>> begin DATA IN THIS EXERCISE

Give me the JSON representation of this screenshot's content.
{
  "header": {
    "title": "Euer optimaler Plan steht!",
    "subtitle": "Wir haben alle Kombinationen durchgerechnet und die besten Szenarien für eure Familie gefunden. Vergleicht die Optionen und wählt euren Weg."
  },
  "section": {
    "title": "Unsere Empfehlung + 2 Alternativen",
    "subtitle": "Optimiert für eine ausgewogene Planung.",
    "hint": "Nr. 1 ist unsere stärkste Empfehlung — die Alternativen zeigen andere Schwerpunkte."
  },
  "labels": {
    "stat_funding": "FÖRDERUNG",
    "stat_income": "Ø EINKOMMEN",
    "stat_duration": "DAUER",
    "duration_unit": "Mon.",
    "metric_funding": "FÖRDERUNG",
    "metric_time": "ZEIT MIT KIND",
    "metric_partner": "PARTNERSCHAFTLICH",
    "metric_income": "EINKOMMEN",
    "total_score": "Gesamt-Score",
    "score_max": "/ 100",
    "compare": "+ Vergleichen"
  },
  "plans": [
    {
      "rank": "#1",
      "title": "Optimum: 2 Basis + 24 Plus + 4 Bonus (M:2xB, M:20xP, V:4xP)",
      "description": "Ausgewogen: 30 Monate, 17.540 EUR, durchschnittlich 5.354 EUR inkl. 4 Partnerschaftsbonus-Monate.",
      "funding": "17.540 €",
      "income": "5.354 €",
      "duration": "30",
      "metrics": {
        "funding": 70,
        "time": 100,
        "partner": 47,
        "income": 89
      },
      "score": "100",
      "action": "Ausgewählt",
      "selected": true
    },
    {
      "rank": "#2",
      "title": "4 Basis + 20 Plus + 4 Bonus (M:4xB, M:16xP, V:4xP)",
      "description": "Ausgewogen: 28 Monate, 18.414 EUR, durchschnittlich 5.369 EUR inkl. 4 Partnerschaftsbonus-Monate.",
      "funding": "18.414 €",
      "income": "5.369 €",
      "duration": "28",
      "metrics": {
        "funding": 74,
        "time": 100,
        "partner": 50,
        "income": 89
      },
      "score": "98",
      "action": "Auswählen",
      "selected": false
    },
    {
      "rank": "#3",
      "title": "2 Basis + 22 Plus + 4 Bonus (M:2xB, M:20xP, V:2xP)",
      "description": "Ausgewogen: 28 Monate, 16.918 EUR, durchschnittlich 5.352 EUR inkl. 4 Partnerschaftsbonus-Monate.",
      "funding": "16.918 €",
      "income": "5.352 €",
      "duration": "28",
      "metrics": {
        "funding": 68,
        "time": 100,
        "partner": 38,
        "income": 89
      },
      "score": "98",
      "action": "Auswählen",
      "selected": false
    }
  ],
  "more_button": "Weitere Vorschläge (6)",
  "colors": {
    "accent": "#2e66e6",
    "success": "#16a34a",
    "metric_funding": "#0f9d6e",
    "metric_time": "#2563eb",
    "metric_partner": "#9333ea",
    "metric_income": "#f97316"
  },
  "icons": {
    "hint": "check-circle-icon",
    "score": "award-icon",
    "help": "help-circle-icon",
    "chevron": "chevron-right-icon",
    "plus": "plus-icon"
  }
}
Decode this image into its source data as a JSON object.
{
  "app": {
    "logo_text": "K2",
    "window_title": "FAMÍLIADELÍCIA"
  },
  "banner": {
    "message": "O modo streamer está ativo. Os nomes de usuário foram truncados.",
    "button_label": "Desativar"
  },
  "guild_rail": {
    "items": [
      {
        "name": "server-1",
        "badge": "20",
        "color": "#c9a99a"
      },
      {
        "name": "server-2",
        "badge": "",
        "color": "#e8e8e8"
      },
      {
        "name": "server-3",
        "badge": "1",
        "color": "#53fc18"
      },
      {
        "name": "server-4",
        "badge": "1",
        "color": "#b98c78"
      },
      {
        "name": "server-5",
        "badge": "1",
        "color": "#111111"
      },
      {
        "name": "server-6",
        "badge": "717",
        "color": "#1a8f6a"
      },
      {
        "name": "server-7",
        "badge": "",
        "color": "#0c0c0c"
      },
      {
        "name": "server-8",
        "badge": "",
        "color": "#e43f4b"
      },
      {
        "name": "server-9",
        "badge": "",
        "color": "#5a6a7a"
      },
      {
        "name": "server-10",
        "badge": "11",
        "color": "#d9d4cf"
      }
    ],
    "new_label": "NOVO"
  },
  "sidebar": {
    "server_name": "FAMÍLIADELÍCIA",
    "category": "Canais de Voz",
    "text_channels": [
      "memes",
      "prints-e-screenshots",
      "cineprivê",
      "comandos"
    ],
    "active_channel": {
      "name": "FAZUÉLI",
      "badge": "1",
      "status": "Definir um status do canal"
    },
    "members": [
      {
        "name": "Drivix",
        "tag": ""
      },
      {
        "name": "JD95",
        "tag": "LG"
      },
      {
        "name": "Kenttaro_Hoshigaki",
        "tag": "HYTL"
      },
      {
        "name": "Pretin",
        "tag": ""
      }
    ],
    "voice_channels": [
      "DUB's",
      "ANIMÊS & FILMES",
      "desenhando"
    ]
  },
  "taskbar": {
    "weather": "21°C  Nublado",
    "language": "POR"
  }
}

>> end DATA IN THIS EXERCISE

### SET TASK
Restate the whole of the material exactly.

### THE OUTPUT
Give me the JSON representation of this screenshot's content.
{
  "header": {
    "title": "Euer optimaler Plan steht!",
    "subtitle": "Wir haben alle Kombinationen durchgerechnet und die besten Szenarien für eure Familie gefunden. Vergleicht die Optionen und wählt euren Weg."
  },
  "section": {
    "title": "Unsere Empfehlung + 2 Alternativen",
    "subtitle": "Optimiert für eine ausgewogene Planung.",
    "hint": "Nr. 1 ist unsere stärkste Empfehlung — die Alternativen zeigen andere Schwerpunkte."
  },
  "labels": {
    "stat_funding": "FÖRDERUNG",
    "stat_income": "Ø EINKOMMEN",
    "stat_duration": "DAUER",
    "duration_unit": "Mon.",
    "metric_funding": "FÖRDERUNG",
    "metric_time": "ZEIT MIT KIND",
    "metric_partner": "PARTNERSCHAFTLICH",
    "metric_income": "EINKOMMEN",
    "total_score": "Gesamt-Score",
    "score_max": "/ 100",
    "compare": "+ Vergleichen"
  },
  "plans": [
    {
      "rank": "#1",
      "title": "Optimum: 2 Basis + 24 Plus + 4 Bonus (M:2xB, M:20xP, V:4xP)",
      "description": "Ausgewogen: 30 Monate, 17.540 EUR, durchschnittlich 5.354 EUR inkl. 4 Partnerschaftsbonus-Monate.",
      "funding": "17.540 €",
      "income": "5.354 €",
      "duration": "30",
      "metrics": {
        "funding": 70,
        "time": 100,
        "partner": 47,
        "income": 89
      },
      "score": "100",
      "action": "Ausgewählt",
      "selected": true
    },
    {
      "rank": "#2",
      "title": "4 Basis + 20 Plus + 4 Bonus (M:4xB, M:16xP, V:4xP)",
      "description": "Ausgewogen: 28 Monate, 18.414 EUR, durchschnittlich 5.369 EUR inkl. 4 Partnerschaftsbonus-Monate.",
      "funding": "18.414 €",
      "income": "5.369 €",
      "duration": "28",
      "metrics": {
        "funding": 74,
        "time": 100,
        "partner": 50,
        "income": 89
      },
      "score": "98",
      "action": "Auswählen",
      "selected": false
    },
    {
      "rank": "#3",
      "title": "2 Basis + 22 Plus + 4 Bonus (M:2xB, M:20xP, V:2xP)",
      "description": "Ausgewogen: 28 Monate, 16.918 EUR, durchschnittlich 5.352 EUR inkl. 4 Partnerschaftsbonus-Monate.",
      "funding": "16.918 €",
      "income": "5.352 €",
      "duration": "28",
      "metrics": {
        "funding": 68,
        "time": 100,
        "partner": 38,
        "income": 89
      },
      "score": "98",
      "action": "Auswählen",
      "selected": false
    }
  ],
  "more_button": "Weitere Vorschläge (6)",
  "colors": {
    "accent": "#2e66e6",
    "success": "#16a34a",
    "metric_funding": "#0f9d6e",
    "metric_time": "#2563eb",
    "metric_partner": "#9333ea",
    "metric_income": "#f97316"
  },
  "icons": {
    "hint": "check-circle-icon",
    "score": "award-icon",
    "help": "help-circle-icon",
    "chevron": "chevron-right-icon",
    "plus": "plus-icon"
  }
}
Decode this image into its source data as a JSON object.
{
  "app": {
    "logo_text": "K2",
    "window_title": "FAMÍLIADELÍCIA"
  },
  "banner": {
    "message": "O modo streamer está ativo. Os nomes de usuário foram truncados.",
    "button_label": "Desativar"
  },
  "guild_rail": {
    "items": [
      {
        "name": "server-1",
        "badge": "20",
        "color": "#c9a99a"
      },
      {
        "name": "server-2",
        "badge": "",
        "color": "#e8e8e8"
      },
      {
        "name": "server-3",
        "badge": "1",
        "color": "#53fc18"
      },
      {
        "name": "server-4",
        "badge": "1",
        "color": "#b98c78"
      },
      {
        "name": "server-5",
        "badge": "1",
        "color": "#111111"
      },
      {
        "name": "server-6",
        "badge": "717",
        "color": "#1a8f6a"
      },
      {
        "name": "server-7",
        "badge": "",
        "color": "#0c0c0c"
      },
      {
        "name": "server-8",
        "badge": "",
        "color": "#e43f4b"
      },
      {
        "name": "server-9",
        "badge": "",
        "color": "#5a6a7a"
      },
      {
        "name": "server-10",
        "badge": "11",
        "color": "#d9d4cf"
      }
    ],
    "new_label": "NOVO"
  },
  "sidebar": {
    "server_name": "FAMÍLIADELÍCIA",
    "category": "Canais de Voz",
    "text_channels": [
      "memes",
      "prints-e-screenshots",
      "cineprivê",
      "comandos"
    ],
    "active_channel": {
      "name": "FAZUÉLI",
      "badge": "1",
      "status": "Definir um status do canal"
    },
    "members": [
      {
        "name": "Drivix",
        "tag": ""
      },
      {
        "name": "JD95",
        "tag": "LG"
      },
      {
        "name": "Kenttaro_Hoshigaki",
        "tag": "HYTL"
      },
      {
        "name": "Pretin",
        "tag": ""
      }
    ],
    "voice_channels": [
      "DUB's",
      "ANIMÊS & FILMES",
      "desenhando"
    ]
  },
  "taskbar": {
    "weather": "21°C  Nublado",
    "language": "POR"
  }
}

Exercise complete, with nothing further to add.